_Work required:_ Give the entries back exactly, dropping each image.

_Input:_
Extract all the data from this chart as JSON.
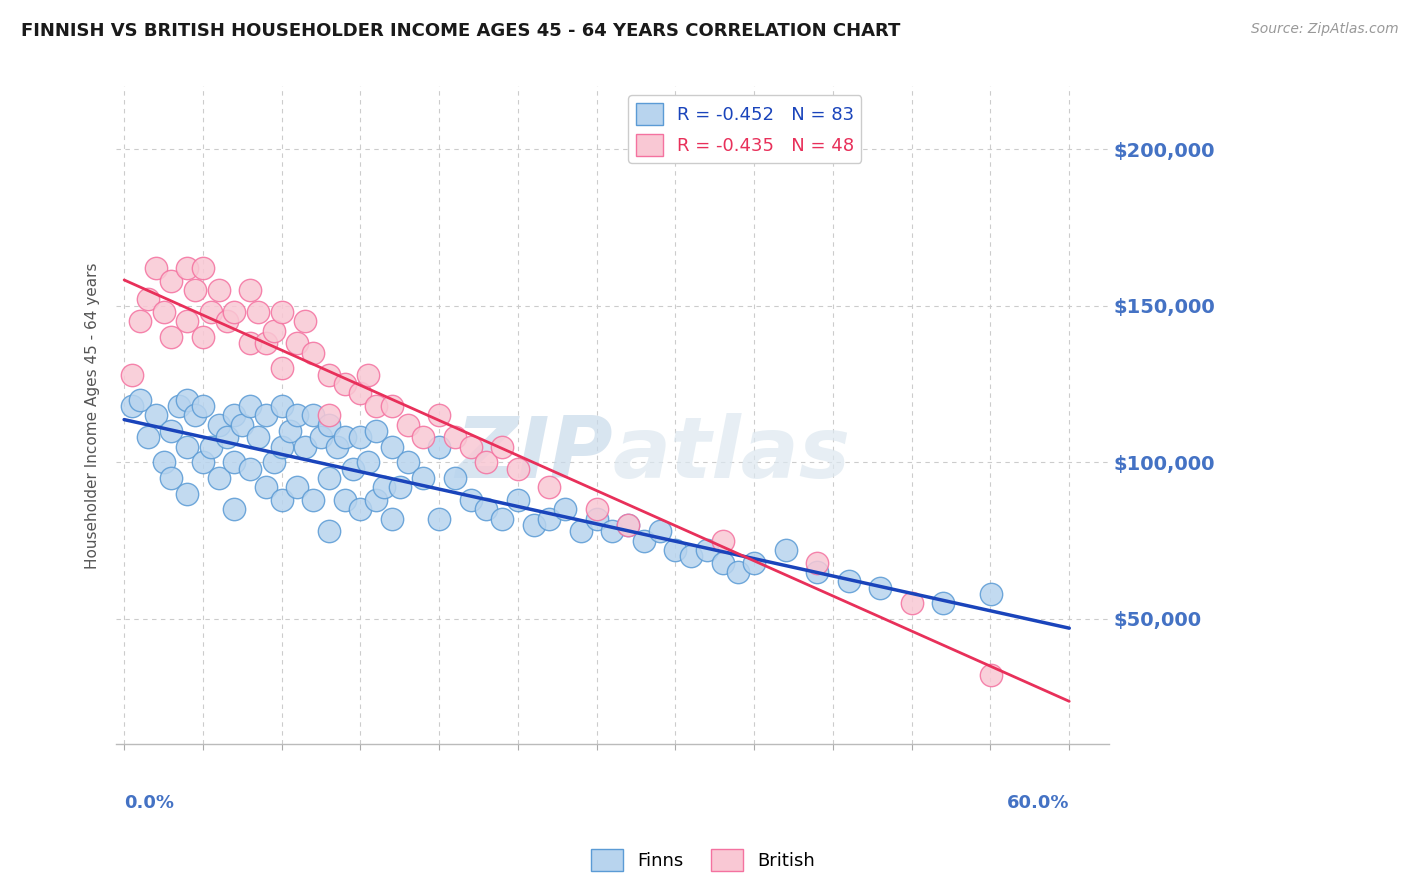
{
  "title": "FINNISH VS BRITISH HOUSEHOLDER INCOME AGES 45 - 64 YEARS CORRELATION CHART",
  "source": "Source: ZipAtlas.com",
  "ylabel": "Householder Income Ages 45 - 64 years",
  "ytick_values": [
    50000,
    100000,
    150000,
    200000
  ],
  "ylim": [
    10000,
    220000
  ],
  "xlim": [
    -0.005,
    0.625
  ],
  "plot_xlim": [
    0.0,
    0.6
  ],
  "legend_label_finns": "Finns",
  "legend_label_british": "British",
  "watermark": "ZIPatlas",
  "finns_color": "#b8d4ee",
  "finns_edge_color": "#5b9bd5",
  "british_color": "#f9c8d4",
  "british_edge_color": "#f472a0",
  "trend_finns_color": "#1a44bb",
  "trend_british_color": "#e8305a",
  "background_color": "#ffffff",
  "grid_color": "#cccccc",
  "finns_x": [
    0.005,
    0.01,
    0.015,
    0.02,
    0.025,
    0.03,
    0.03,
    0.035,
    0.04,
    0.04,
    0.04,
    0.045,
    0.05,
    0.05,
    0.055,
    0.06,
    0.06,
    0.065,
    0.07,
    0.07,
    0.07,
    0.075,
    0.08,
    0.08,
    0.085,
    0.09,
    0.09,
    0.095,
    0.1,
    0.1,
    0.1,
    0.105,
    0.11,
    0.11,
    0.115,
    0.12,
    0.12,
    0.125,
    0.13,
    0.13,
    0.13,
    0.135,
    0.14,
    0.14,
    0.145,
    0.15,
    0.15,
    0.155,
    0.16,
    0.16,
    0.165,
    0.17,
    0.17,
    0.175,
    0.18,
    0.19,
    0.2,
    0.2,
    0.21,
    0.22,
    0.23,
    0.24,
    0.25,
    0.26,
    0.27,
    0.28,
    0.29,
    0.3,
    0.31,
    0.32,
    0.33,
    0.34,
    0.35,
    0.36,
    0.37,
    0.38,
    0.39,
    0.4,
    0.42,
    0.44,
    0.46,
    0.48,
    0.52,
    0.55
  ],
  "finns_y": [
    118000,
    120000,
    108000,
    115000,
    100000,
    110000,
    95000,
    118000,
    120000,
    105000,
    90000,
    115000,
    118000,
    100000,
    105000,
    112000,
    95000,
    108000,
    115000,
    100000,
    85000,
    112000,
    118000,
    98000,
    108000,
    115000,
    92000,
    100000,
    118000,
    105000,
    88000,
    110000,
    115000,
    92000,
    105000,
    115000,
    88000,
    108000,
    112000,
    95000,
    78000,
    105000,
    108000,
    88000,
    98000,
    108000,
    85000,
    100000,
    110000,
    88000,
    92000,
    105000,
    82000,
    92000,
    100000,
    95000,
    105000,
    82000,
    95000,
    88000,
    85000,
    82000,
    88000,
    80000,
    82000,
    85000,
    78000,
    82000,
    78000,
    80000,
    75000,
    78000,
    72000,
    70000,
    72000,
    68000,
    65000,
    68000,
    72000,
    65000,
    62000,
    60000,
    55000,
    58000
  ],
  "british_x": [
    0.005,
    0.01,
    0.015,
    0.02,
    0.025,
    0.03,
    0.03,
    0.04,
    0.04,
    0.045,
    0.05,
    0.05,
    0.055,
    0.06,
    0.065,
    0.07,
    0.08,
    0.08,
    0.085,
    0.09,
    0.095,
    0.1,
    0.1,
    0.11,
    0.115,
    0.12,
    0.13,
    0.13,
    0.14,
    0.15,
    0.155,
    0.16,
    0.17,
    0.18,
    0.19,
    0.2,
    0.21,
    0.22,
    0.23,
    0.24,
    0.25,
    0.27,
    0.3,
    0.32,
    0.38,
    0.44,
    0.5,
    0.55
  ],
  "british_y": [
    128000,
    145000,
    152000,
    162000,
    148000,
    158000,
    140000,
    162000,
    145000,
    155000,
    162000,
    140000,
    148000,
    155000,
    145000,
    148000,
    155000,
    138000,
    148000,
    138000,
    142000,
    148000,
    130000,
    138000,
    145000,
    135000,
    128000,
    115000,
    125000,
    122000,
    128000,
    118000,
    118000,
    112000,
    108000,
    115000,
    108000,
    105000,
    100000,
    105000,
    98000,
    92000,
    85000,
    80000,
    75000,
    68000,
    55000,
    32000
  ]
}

_Problem solution:_
Extract all the data from this chart as JSON.
{
  "title": "FINNISH VS BRITISH HOUSEHOLDER INCOME AGES 45 - 64 YEARS CORRELATION CHART",
  "source": "Source: ZipAtlas.com",
  "ylabel": "Householder Income Ages 45 - 64 years",
  "ytick_values": [
    50000,
    100000,
    150000,
    200000
  ],
  "ylim": [
    10000,
    220000
  ],
  "xlim": [
    -0.005,
    0.625
  ],
  "plot_xlim": [
    0.0,
    0.6
  ],
  "legend_label_finns": "Finns",
  "legend_label_british": "British",
  "watermark": "ZIPatlas",
  "finns_color": "#b8d4ee",
  "finns_edge_color": "#5b9bd5",
  "british_color": "#f9c8d4",
  "british_edge_color": "#f472a0",
  "trend_finns_color": "#1a44bb",
  "trend_british_color": "#e8305a",
  "background_color": "#ffffff",
  "grid_color": "#cccccc",
  "finns_x": [
    0.005,
    0.01,
    0.015,
    0.02,
    0.025,
    0.03,
    0.03,
    0.035,
    0.04,
    0.04,
    0.04,
    0.045,
    0.05,
    0.05,
    0.055,
    0.06,
    0.06,
    0.065,
    0.07,
    0.07,
    0.07,
    0.075,
    0.08,
    0.08,
    0.085,
    0.09,
    0.09,
    0.095,
    0.1,
    0.1,
    0.1,
    0.105,
    0.11,
    0.11,
    0.115,
    0.12,
    0.12,
    0.125,
    0.13,
    0.13,
    0.13,
    0.135,
    0.14,
    0.14,
    0.145,
    0.15,
    0.15,
    0.155,
    0.16,
    0.16,
    0.165,
    0.17,
    0.17,
    0.175,
    0.18,
    0.19,
    0.2,
    0.2,
    0.21,
    0.22,
    0.23,
    0.24,
    0.25,
    0.26,
    0.27,
    0.28,
    0.29,
    0.3,
    0.31,
    0.32,
    0.33,
    0.34,
    0.35,
    0.36,
    0.37,
    0.38,
    0.39,
    0.4,
    0.42,
    0.44,
    0.46,
    0.48,
    0.52,
    0.55
  ],
  "finns_y": [
    118000,
    120000,
    108000,
    115000,
    100000,
    110000,
    95000,
    118000,
    120000,
    105000,
    90000,
    115000,
    118000,
    100000,
    105000,
    112000,
    95000,
    108000,
    115000,
    100000,
    85000,
    112000,
    118000,
    98000,
    108000,
    115000,
    92000,
    100000,
    118000,
    105000,
    88000,
    110000,
    115000,
    92000,
    105000,
    115000,
    88000,
    108000,
    112000,
    95000,
    78000,
    105000,
    108000,
    88000,
    98000,
    108000,
    85000,
    100000,
    110000,
    88000,
    92000,
    105000,
    82000,
    92000,
    100000,
    95000,
    105000,
    82000,
    95000,
    88000,
    85000,
    82000,
    88000,
    80000,
    82000,
    85000,
    78000,
    82000,
    78000,
    80000,
    75000,
    78000,
    72000,
    70000,
    72000,
    68000,
    65000,
    68000,
    72000,
    65000,
    62000,
    60000,
    55000,
    58000
  ],
  "british_x": [
    0.005,
    0.01,
    0.015,
    0.02,
    0.025,
    0.03,
    0.03,
    0.04,
    0.04,
    0.045,
    0.05,
    0.05,
    0.055,
    0.06,
    0.065,
    0.07,
    0.08,
    0.08,
    0.085,
    0.09,
    0.095,
    0.1,
    0.1,
    0.11,
    0.115,
    0.12,
    0.13,
    0.13,
    0.14,
    0.15,
    0.155,
    0.16,
    0.17,
    0.18,
    0.19,
    0.2,
    0.21,
    0.22,
    0.23,
    0.24,
    0.25,
    0.27,
    0.3,
    0.32,
    0.38,
    0.44,
    0.5,
    0.55
  ],
  "british_y": [
    128000,
    145000,
    152000,
    162000,
    148000,
    158000,
    140000,
    162000,
    145000,
    155000,
    162000,
    140000,
    148000,
    155000,
    145000,
    148000,
    155000,
    138000,
    148000,
    138000,
    142000,
    148000,
    130000,
    138000,
    145000,
    135000,
    128000,
    115000,
    125000,
    122000,
    128000,
    118000,
    118000,
    112000,
    108000,
    115000,
    108000,
    105000,
    100000,
    105000,
    98000,
    92000,
    85000,
    80000,
    75000,
    68000,
    55000,
    32000
  ]
}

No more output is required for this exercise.